BEGIN Data for processing

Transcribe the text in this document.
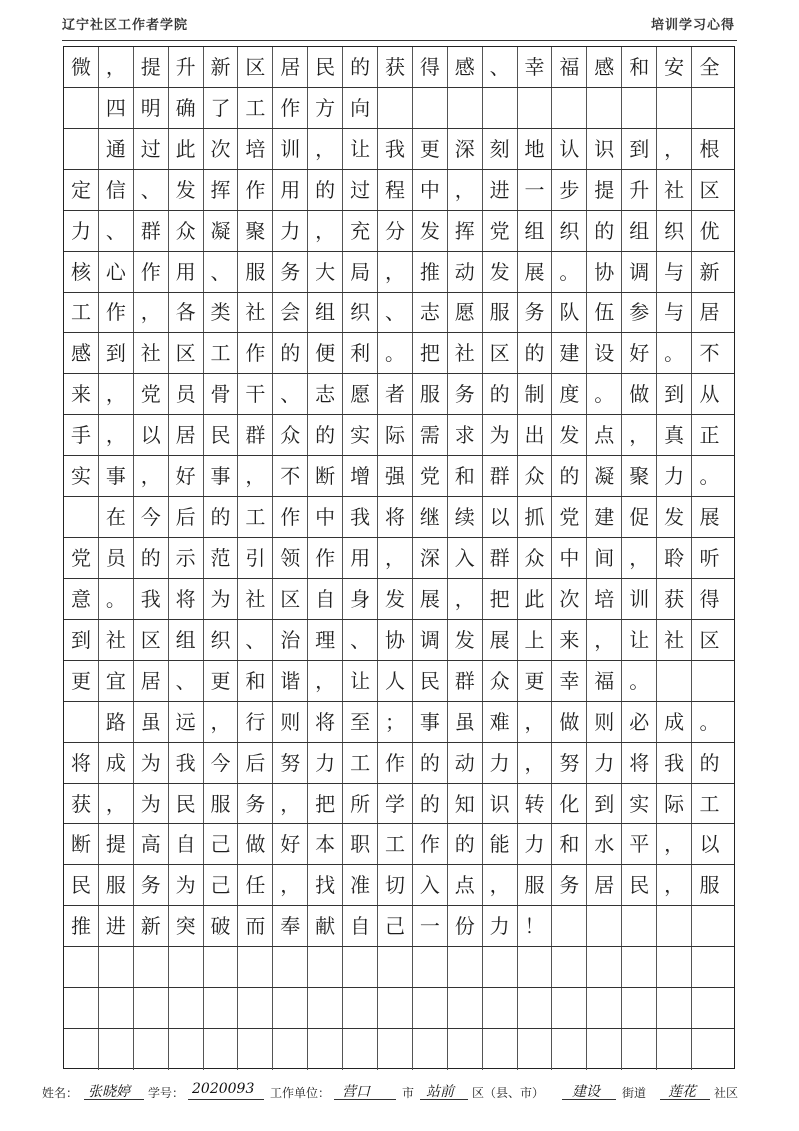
辽宁社区工作者学院	培训学习心得
微 ， 提 升 新 区 居 民 的 获 得 感 、 幸 福 感 和 安 全
四 明 确 了 工 作 方 向
通 过 此 次 培 训 ， 让 我 更 深 刻 地 认 识 到 ， 根
定 信 、 发 挥 作 用 的 过 程 中 ， 进 一 步 提 升 社 区
力 、 群 众 凝 聚 力 ， 充 分 发 挥 党 组 织 的 组 织 优
核 心 作 用 、 服 务 大 局 ， 推 动 发 展 。 协 调 与 新
工 作 ， 各 类 社 会 组 织 、 志 愿 服 务 队 伍 参 与 居
感 到 社 区 工 作 的 便 利 。 把 社 区 的 建 设 好 。 不
来 ， 党 员 骨 干 、 志 愿 者 服 务 的 制 度 。 做 到 从
手 ， 以 居 民 群 众 的 实 际 需 求 为 出 发 点 ， 真 正
实 事 ， 好 事 ， 不 断 增 强 党 和 群 众 的 凝 聚 力 。
在 今 后 的 工 作 中 我 将 继 续 以 抓 党 建 促 发 展
党 员 的 示 范 引 领 作 用 ， 深 入 群 众 中 间 ， 聆 听
意 。 我 将 为 社 区 自 身 发 展 ， 把 此 次 培 训 获 得
到 社 区 组 织 、 治 理 、 协 调 发 展 上 来 ， 让 社 区
更 宜 居 、 更 和 谐 ， 让 人 民 群 众 更 幸 福 。
路 虽 远 ， 行 则 将 至 ； 事 虽 难 ， 做 则 必 成 。
将 成 为 我 今 后 努 力 工 作 的 动 力 ， 努 力 将 我 的
获 ， 为 民 服 务 ， 把 所 学 的 知 识 转 化 到 实 际 工
断 提 高 自 己 做 好 本 职 工 作 的 能 力 和 水 平 ， 以
民 服 务 为 己 任 ， 找 准 切 入 点 ， 服 务 居 民 ， 服
推 进 新 突 破 而 奉 献 自 己 一 份 力 ！
姓名： 张晓婷 学号： 2020093 工作单位： 营口	市 站前 区（县、市） 建设 街道 莲花 社区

END Data for processing

§ Exercise aim
Without including any pictures, print all of the material exactly as given.

§ Output of the exercise
Transcribe the text in this document.
辽宁社区工作者学院	培训学习心得
微 ， 提 升 新 区 居 民 的 获 得 感 、 幸 福 感 和 安 全
四 明 确 了 工 作 方 向
通 过 此 次 培 训 ， 让 我 更 深 刻 地 认 识 到 ， 根
定 信 、 发 挥 作 用 的 过 程 中 ， 进 一 步 提 升 社 区
力 、 群 众 凝 聚 力 ， 充 分 发 挥 党 组 织 的 组 织 优
核 心 作 用 、 服 务 大 局 ， 推 动 发 展 。 协 调 与 新
工 作 ， 各 类 社 会 组 织 、 志 愿 服 务 队 伍 参 与 居
感 到 社 区 工 作 的 便 利 。 把 社 区 的 建 设 好 。 不
来 ， 党 员 骨 干 、 志 愿 者 服 务 的 制 度 。 做 到 从
手 ， 以 居 民 群 众 的 实 际 需 求 为 出 发 点 ， 真 正
实 事 ， 好 事 ， 不 断 增 强 党 和 群 众 的 凝 聚 力 。
在 今 后 的 工 作 中 我 将 继 续 以 抓 党 建 促 发 展
党 员 的 示 范 引 领 作 用 ， 深 入 群 众 中 间 ， 聆 听
意 。 我 将 为 社 区 自 身 发 展 ， 把 此 次 培 训 获 得
到 社 区 组 织 、 治 理 、 协 调 发 展 上 来 ， 让 社 区
更 宜 居 、 更 和 谐 ， 让 人 民 群 众 更 幸 福 。
路 虽 远 ， 行 则 将 至 ； 事 虽 难 ， 做 则 必 成 。
将 成 为 我 今 后 努 力 工 作 的 动 力 ， 努 力 将 我 的
获 ， 为 民 服 务 ， 把 所 学 的 知 识 转 化 到 实 际 工
断 提 高 自 己 做 好 本 职 工 作 的 能 力 和 水 平 ， 以
民 服 务 为 己 任 ， 找 准 切 入 点 ， 服 务 居 民 ， 服
推 进 新 突 破 而 奉 献 自 己 一 份 力 ！
姓名： 张晓婷 学号： 2020093 工作单位： 营口	市 站前 区（县、市） 建设 街道 莲花 社区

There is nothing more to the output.